MATERIAL PROVIDED
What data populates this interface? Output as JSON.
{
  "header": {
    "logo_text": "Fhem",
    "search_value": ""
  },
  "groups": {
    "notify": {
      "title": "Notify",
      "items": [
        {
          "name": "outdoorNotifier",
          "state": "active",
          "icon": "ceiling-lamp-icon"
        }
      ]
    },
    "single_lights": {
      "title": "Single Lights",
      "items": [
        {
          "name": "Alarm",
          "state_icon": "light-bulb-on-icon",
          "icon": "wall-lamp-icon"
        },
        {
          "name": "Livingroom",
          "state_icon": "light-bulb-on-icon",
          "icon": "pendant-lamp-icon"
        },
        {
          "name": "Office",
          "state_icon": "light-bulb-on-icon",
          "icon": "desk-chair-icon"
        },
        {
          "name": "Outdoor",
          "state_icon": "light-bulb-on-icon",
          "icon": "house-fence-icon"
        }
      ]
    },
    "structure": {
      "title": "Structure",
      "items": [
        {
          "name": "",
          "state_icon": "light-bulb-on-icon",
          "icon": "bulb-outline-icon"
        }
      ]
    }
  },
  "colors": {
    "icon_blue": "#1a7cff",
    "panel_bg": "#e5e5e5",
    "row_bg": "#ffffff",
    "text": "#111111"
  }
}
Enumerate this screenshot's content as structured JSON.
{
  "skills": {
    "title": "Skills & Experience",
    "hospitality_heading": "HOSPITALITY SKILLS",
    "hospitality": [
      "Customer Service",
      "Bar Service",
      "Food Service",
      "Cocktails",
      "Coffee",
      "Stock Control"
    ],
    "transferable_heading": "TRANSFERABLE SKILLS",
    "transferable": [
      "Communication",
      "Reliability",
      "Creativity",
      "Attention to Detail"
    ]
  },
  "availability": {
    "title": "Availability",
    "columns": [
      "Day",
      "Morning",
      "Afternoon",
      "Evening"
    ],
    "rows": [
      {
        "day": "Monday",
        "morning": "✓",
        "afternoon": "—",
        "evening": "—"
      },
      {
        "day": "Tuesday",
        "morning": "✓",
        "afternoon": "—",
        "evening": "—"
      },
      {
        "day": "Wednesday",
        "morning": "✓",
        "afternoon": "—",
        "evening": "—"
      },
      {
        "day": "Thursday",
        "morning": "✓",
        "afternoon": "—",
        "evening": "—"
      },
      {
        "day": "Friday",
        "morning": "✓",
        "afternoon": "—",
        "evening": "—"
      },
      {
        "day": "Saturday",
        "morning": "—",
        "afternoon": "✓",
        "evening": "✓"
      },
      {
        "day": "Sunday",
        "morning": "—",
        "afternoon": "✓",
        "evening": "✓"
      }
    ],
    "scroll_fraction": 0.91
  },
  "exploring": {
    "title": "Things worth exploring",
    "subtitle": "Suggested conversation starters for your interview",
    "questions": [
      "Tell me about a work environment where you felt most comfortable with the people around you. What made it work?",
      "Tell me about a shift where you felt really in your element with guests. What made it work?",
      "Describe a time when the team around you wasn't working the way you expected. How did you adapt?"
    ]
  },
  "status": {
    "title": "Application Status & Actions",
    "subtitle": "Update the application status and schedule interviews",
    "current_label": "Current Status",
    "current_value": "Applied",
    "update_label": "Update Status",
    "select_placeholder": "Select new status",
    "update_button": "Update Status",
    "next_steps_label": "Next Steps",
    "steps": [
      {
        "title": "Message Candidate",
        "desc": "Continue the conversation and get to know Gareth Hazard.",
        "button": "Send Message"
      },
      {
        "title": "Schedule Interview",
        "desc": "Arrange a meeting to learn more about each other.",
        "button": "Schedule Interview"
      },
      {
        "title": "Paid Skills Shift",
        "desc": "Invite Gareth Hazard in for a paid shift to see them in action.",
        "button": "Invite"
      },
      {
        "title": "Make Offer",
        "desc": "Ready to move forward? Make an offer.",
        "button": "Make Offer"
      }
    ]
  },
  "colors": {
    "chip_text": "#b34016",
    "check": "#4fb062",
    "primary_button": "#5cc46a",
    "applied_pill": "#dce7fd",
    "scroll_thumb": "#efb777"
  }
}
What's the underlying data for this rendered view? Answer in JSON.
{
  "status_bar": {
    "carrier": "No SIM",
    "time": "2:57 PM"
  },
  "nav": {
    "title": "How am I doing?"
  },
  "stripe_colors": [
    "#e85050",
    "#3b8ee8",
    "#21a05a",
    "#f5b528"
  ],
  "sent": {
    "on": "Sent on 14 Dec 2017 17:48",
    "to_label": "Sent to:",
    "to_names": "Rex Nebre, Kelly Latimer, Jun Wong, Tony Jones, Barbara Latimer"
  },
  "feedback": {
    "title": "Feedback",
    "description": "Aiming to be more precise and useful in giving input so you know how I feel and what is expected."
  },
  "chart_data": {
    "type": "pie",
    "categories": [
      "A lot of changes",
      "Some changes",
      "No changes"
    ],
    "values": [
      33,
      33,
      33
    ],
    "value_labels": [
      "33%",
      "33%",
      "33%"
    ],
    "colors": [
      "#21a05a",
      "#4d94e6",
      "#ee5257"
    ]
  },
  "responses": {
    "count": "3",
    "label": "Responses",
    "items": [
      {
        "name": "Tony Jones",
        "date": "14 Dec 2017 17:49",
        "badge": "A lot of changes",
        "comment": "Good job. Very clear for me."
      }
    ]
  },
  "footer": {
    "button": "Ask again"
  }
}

WHAT YOU NEED TO DO
Retype the records above exactly.

COMPLETED TASK
What data populates this interface? Output as JSON.
{
  "header": {
    "logo_text": "Fhem",
    "search_value": ""
  },
  "groups": {
    "notify": {
      "title": "Notify",
      "items": [
        {
          "name": "outdoorNotifier",
          "state": "active",
          "icon": "ceiling-lamp-icon"
        }
      ]
    },
    "single_lights": {
      "title": "Single Lights",
      "items": [
        {
          "name": "Alarm",
          "state_icon": "light-bulb-on-icon",
          "icon": "wall-lamp-icon"
        },
        {
          "name": "Livingroom",
          "state_icon": "light-bulb-on-icon",
          "icon": "pendant-lamp-icon"
        },
        {
          "name": "Office",
          "state_icon": "light-bulb-on-icon",
          "icon": "desk-chair-icon"
        },
        {
          "name": "Outdoor",
          "state_icon": "light-bulb-on-icon",
          "icon": "house-fence-icon"
        }
      ]
    },
    "structure": {
      "title": "Structure",
      "items": [
        {
          "name": "",
          "state_icon": "light-bulb-on-icon",
          "icon": "bulb-outline-icon"
        }
      ]
    }
  },
  "colors": {
    "icon_blue": "#1a7cff",
    "panel_bg": "#e5e5e5",
    "row_bg": "#ffffff",
    "text": "#111111"
  }
}
Enumerate this screenshot's content as structured JSON.
{
  "skills": {
    "title": "Skills & Experience",
    "hospitality_heading": "HOSPITALITY SKILLS",
    "hospitality": [
      "Customer Service",
      "Bar Service",
      "Food Service",
      "Cocktails",
      "Coffee",
      "Stock Control"
    ],
    "transferable_heading": "TRANSFERABLE SKILLS",
    "transferable": [
      "Communication",
      "Reliability",
      "Creativity",
      "Attention to Detail"
    ]
  },
  "availability": {
    "title": "Availability",
    "columns": [
      "Day",
      "Morning",
      "Afternoon",
      "Evening"
    ],
    "rows": [
      {
        "day": "Monday",
        "morning": "✓",
        "afternoon": "—",
        "evening": "—"
      },
      {
        "day": "Tuesday",
        "morning": "✓",
        "afternoon": "—",
        "evening": "—"
      },
      {
        "day": "Wednesday",
        "morning": "✓",
        "afternoon": "—",
        "evening": "—"
      },
      {
        "day": "Thursday",
        "morning": "✓",
        "afternoon": "—",
        "evening": "—"
      },
      {
        "day": "Friday",
        "morning": "✓",
        "afternoon": "—",
        "evening": "—"
      },
      {
        "day": "Saturday",
        "morning": "—",
        "afternoon": "✓",
        "evening": "✓"
      },
      {
        "day": "Sunday",
        "morning": "—",
        "afternoon": "✓",
        "evening": "✓"
      }
    ],
    "scroll_fraction": 0.91
  },
  "exploring": {
    "title": "Things worth exploring",
    "subtitle": "Suggested conversation starters for your interview",
    "questions": [
      "Tell me about a work environment where you felt most comfortable with the people around you. What made it work?",
      "Tell me about a shift where you felt really in your element with guests. What made it work?",
      "Describe a time when the team around you wasn't working the way you expected. How did you adapt?"
    ]
  },
  "status": {
    "title": "Application Status & Actions",
    "subtitle": "Update the application status and schedule interviews",
    "current_label": "Current Status",
    "current_value": "Applied",
    "update_label": "Update Status",
    "select_placeholder": "Select new status",
    "update_button": "Update Status",
    "next_steps_label": "Next Steps",
    "steps": [
      {
        "title": "Message Candidate",
        "desc": "Continue the conversation and get to know Gareth Hazard.",
        "button": "Send Message"
      },
      {
        "title": "Schedule Interview",
        "desc": "Arrange a meeting to learn more about each other.",
        "button": "Schedule Interview"
      },
      {
        "title": "Paid Skills Shift",
        "desc": "Invite Gareth Hazard in for a paid shift to see them in action.",
        "button": "Invite"
      },
      {
        "title": "Make Offer",
        "desc": "Ready to move forward? Make an offer.",
        "button": "Make Offer"
      }
    ]
  },
  "colors": {
    "chip_text": "#b34016",
    "check": "#4fb062",
    "primary_button": "#5cc46a",
    "applied_pill": "#dce7fd",
    "scroll_thumb": "#efb777"
  }
}
What's the underlying data for this rendered view? Answer in JSON.
{
  "status_bar": {
    "carrier": "No SIM",
    "time": "2:57 PM"
  },
  "nav": {
    "title": "How am I doing?"
  },
  "stripe_colors": [
    "#e85050",
    "#3b8ee8",
    "#21a05a",
    "#f5b528"
  ],
  "sent": {
    "on": "Sent on 14 Dec 2017 17:48",
    "to_label": "Sent to:",
    "to_names": "Rex Nebre, Kelly Latimer, Jun Wong, Tony Jones, Barbara Latimer"
  },
  "feedback": {
    "title": "Feedback",
    "description": "Aiming to be more precise and useful in giving input so you know how I feel and what is expected."
  },
  "chart_data": {
    "type": "pie",
    "categories": [
      "A lot of changes",
      "Some changes",
      "No changes"
    ],
    "values": [
      33,
      33,
      33
    ],
    "value_labels": [
      "33%",
      "33%",
      "33%"
    ],
    "colors": [
      "#21a05a",
      "#4d94e6",
      "#ee5257"
    ]
  },
  "responses": {
    "count": "3",
    "label": "Responses",
    "items": [
      {
        "name": "Tony Jones",
        "date": "14 Dec 2017 17:49",
        "badge": "A lot of changes",
        "comment": "Good job. Very clear for me."
      }
    ]
  },
  "footer": {
    "button": "Ask again"
  }
}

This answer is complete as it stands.